*DATASET*.
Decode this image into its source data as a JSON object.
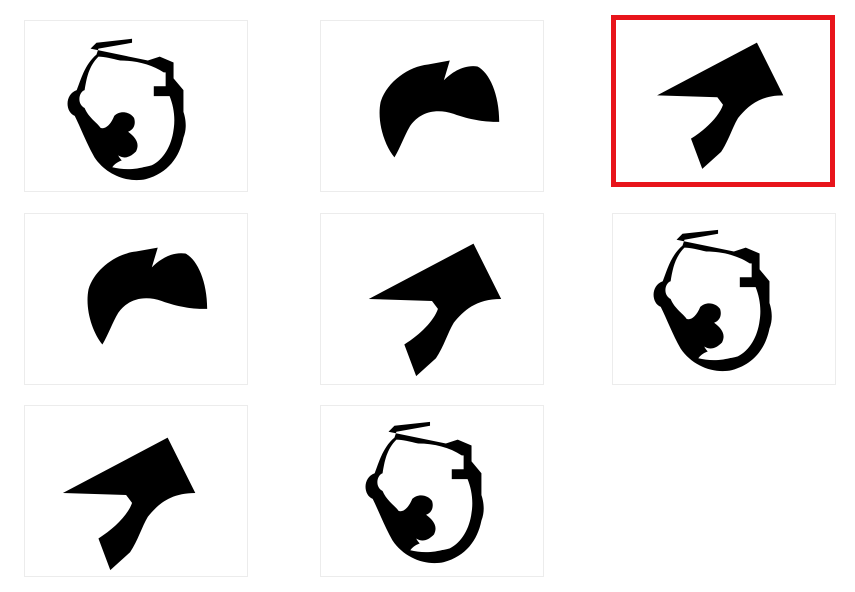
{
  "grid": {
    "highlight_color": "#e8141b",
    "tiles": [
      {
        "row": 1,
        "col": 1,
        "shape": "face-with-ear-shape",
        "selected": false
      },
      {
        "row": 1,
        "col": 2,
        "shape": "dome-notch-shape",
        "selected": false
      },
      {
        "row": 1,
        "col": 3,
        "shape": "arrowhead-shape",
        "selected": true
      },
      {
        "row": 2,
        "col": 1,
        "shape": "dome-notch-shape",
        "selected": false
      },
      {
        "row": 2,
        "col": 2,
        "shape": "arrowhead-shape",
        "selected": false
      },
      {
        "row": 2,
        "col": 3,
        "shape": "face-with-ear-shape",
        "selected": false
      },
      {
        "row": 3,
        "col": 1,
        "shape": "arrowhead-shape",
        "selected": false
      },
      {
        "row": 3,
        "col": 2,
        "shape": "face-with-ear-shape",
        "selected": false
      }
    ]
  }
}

*WHAT IS BEING ASKED*. Your copy should match the records word for word, with the pictures removed.

*FINISHED TASK*.
Decode this image into its source data as a JSON object.
{
  "grid": {
    "highlight_color": "#e8141b",
    "tiles": [
      {
        "row": 1,
        "col": 1,
        "shape": "face-with-ear-shape",
        "selected": false
      },
      {
        "row": 1,
        "col": 2,
        "shape": "dome-notch-shape",
        "selected": false
      },
      {
        "row": 1,
        "col": 3,
        "shape": "arrowhead-shape",
        "selected": true
      },
      {
        "row": 2,
        "col": 1,
        "shape": "dome-notch-shape",
        "selected": false
      },
      {
        "row": 2,
        "col": 2,
        "shape": "arrowhead-shape",
        "selected": false
      },
      {
        "row": 2,
        "col": 3,
        "shape": "face-with-ear-shape",
        "selected": false
      },
      {
        "row": 3,
        "col": 1,
        "shape": "arrowhead-shape",
        "selected": false
      },
      {
        "row": 3,
        "col": 2,
        "shape": "face-with-ear-shape",
        "selected": false
      }
    ]
  }
}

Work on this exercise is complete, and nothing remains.